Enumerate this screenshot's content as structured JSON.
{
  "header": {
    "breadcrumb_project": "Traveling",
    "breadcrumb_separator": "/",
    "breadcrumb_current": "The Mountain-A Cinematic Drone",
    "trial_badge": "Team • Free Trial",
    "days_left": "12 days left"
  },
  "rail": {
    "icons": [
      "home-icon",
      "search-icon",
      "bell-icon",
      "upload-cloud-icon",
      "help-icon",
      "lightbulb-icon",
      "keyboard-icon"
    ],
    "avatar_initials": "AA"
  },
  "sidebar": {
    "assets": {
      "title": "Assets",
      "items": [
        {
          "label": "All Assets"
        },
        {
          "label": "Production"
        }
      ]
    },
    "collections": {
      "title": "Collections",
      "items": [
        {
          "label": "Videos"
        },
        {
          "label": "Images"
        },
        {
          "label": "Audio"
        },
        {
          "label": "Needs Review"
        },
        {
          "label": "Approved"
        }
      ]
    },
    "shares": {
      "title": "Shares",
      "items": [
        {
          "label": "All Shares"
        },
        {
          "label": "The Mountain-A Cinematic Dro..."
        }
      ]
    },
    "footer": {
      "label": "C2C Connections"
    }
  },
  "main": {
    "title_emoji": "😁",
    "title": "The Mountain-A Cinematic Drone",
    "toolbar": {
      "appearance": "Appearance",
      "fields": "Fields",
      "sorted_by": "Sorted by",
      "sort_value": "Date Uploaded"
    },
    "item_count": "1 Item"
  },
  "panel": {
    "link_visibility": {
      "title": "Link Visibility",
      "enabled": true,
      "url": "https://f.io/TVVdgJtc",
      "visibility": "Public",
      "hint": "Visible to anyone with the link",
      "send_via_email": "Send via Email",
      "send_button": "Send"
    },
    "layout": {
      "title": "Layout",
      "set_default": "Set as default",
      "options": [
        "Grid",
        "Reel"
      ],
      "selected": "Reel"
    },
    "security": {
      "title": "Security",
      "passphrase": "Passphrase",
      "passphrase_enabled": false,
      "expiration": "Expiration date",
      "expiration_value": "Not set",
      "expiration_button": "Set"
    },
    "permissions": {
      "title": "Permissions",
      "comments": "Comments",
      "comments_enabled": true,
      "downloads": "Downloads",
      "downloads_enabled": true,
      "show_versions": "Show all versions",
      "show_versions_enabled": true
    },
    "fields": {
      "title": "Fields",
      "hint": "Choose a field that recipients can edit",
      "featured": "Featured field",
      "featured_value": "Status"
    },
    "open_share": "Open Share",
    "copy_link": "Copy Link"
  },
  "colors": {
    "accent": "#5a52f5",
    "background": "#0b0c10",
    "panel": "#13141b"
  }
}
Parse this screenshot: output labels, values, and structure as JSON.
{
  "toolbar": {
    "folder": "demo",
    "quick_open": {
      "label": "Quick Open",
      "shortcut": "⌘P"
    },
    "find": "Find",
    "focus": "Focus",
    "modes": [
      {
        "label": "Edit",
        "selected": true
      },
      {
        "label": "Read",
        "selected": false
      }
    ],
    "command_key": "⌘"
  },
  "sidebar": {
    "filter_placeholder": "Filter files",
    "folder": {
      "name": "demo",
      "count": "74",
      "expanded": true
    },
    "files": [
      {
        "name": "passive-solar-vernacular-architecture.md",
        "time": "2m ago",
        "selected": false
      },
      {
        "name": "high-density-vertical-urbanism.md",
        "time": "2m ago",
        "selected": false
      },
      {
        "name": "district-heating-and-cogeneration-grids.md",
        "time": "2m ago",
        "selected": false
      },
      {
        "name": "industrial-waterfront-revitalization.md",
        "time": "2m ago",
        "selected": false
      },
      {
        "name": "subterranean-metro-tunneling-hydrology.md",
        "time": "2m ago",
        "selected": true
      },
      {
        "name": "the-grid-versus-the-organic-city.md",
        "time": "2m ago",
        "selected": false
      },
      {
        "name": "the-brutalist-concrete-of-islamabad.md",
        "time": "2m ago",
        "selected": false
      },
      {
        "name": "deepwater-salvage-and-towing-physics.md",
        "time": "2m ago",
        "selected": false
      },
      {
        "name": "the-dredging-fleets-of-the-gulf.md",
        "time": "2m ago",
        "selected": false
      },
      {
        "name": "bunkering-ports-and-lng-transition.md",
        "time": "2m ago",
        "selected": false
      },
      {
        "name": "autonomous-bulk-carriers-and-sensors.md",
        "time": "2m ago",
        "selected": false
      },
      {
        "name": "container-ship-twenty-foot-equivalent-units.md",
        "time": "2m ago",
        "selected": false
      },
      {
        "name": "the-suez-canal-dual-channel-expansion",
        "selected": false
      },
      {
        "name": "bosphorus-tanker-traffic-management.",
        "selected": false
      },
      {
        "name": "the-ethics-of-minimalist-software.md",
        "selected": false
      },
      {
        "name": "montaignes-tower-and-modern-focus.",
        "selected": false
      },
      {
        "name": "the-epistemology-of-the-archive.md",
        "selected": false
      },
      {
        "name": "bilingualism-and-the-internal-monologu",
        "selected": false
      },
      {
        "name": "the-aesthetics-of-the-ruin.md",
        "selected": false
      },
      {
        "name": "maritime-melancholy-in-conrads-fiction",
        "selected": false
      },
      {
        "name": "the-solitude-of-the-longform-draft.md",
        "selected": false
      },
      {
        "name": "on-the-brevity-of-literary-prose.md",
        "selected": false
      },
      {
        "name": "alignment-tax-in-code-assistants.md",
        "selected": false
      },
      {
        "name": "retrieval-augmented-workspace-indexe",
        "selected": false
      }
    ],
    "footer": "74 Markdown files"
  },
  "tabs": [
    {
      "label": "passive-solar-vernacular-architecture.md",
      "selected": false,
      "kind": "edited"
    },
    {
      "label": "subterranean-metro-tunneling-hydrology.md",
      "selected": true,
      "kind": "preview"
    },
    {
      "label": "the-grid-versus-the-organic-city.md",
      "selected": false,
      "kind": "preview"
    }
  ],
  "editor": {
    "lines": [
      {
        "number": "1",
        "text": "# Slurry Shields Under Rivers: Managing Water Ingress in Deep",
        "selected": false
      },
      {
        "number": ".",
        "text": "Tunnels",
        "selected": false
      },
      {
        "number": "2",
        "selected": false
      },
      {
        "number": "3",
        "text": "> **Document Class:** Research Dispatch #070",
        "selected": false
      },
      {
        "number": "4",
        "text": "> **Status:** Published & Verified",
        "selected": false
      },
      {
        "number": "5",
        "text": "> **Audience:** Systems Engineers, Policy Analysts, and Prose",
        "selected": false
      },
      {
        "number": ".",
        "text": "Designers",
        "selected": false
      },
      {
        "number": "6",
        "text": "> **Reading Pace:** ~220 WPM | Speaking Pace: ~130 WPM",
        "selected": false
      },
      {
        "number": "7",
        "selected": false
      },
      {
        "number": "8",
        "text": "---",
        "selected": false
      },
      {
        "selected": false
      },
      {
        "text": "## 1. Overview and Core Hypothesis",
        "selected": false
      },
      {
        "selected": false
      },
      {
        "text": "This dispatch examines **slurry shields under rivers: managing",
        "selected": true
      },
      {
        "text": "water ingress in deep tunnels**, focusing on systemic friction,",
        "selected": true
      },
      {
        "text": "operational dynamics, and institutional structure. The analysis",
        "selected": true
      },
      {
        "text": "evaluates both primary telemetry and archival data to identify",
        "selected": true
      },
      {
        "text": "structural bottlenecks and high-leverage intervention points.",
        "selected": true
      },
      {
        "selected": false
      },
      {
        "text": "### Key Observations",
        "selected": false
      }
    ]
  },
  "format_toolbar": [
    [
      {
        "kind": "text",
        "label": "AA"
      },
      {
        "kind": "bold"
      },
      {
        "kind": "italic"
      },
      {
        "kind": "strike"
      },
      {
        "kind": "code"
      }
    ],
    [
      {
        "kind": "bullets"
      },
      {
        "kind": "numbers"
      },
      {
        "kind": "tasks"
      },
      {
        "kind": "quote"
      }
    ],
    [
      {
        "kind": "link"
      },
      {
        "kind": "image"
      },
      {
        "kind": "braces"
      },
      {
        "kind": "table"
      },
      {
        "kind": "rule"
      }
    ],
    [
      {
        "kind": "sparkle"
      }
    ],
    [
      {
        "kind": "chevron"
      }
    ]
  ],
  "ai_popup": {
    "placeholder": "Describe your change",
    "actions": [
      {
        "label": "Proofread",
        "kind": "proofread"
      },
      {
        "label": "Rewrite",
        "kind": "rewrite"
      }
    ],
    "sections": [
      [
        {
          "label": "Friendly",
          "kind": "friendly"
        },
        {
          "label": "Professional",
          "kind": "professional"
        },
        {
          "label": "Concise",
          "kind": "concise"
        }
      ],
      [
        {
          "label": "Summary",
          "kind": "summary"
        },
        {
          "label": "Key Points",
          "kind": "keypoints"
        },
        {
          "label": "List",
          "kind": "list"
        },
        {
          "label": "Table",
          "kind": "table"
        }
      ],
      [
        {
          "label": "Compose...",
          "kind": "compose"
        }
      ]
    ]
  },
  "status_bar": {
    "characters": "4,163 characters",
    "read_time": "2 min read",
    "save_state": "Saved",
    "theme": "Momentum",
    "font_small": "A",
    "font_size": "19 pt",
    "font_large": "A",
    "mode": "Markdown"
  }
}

§

PROBLEM DESCRIPTION:
Pick out the lines containing the string "versus" and show them.

RESPONSE FOR THIS EXERCISE:
        "name": "the-grid-versus-the-organic-city.md",
      "label": "the-grid-versus-the-organic-city.md",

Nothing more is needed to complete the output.